- _Work required_: Retype the records that come next, word for word.

[Start of Source records]

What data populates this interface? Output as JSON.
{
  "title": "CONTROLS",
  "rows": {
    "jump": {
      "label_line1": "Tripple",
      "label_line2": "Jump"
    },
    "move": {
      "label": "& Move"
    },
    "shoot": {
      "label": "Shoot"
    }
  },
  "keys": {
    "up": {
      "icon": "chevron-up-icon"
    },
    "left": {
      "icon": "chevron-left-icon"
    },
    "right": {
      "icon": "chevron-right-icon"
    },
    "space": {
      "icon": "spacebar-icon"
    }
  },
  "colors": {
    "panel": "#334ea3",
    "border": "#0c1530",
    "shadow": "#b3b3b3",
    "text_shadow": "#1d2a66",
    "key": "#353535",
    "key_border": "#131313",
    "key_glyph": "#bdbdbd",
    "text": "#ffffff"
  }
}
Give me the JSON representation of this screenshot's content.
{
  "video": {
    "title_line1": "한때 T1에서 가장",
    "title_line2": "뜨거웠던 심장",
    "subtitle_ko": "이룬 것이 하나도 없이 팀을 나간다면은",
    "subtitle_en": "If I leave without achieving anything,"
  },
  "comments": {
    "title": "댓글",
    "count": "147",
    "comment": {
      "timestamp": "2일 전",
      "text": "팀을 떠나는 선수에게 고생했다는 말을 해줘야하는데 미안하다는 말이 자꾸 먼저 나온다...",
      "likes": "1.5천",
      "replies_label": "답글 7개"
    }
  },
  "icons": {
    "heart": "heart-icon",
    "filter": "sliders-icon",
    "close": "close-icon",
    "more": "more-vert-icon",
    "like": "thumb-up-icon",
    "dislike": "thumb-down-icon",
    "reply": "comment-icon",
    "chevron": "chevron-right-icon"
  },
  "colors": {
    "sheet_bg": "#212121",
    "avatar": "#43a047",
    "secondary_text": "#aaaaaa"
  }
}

[End of Source records]

- _Output for this exercise_:
What data populates this interface? Output as JSON.
{
  "title": "CONTROLS",
  "rows": {
    "jump": {
      "label_line1": "Tripple",
      "label_line2": "Jump"
    },
    "move": {
      "label": "& Move"
    },
    "shoot": {
      "label": "Shoot"
    }
  },
  "keys": {
    "up": {
      "icon": "chevron-up-icon"
    },
    "left": {
      "icon": "chevron-left-icon"
    },
    "right": {
      "icon": "chevron-right-icon"
    },
    "space": {
      "icon": "spacebar-icon"
    }
  },
  "colors": {
    "panel": "#334ea3",
    "border": "#0c1530",
    "shadow": "#b3b3b3",
    "text_shadow": "#1d2a66",
    "key": "#353535",
    "key_border": "#131313",
    "key_glyph": "#bdbdbd",
    "text": "#ffffff"
  }
}
Give me the JSON representation of this screenshot's content.
{
  "video": {
    "title_line1": "한때 T1에서 가장",
    "title_line2": "뜨거웠던 심장",
    "subtitle_ko": "이룬 것이 하나도 없이 팀을 나간다면은",
    "subtitle_en": "If I leave without achieving anything,"
  },
  "comments": {
    "title": "댓글",
    "count": "147",
    "comment": {
      "timestamp": "2일 전",
      "text": "팀을 떠나는 선수에게 고생했다는 말을 해줘야하는데 미안하다는 말이 자꾸 먼저 나온다...",
      "likes": "1.5천",
      "replies_label": "답글 7개"
    }
  },
  "icons": {
    "heart": "heart-icon",
    "filter": "sliders-icon",
    "close": "close-icon",
    "more": "more-vert-icon",
    "like": "thumb-up-icon",
    "dislike": "thumb-down-icon",
    "reply": "comment-icon",
    "chevron": "chevron-right-icon"
  },
  "colors": {
    "sheet_bg": "#212121",
    "avatar": "#43a047",
    "secondary_text": "#aaaaaa"
  }
}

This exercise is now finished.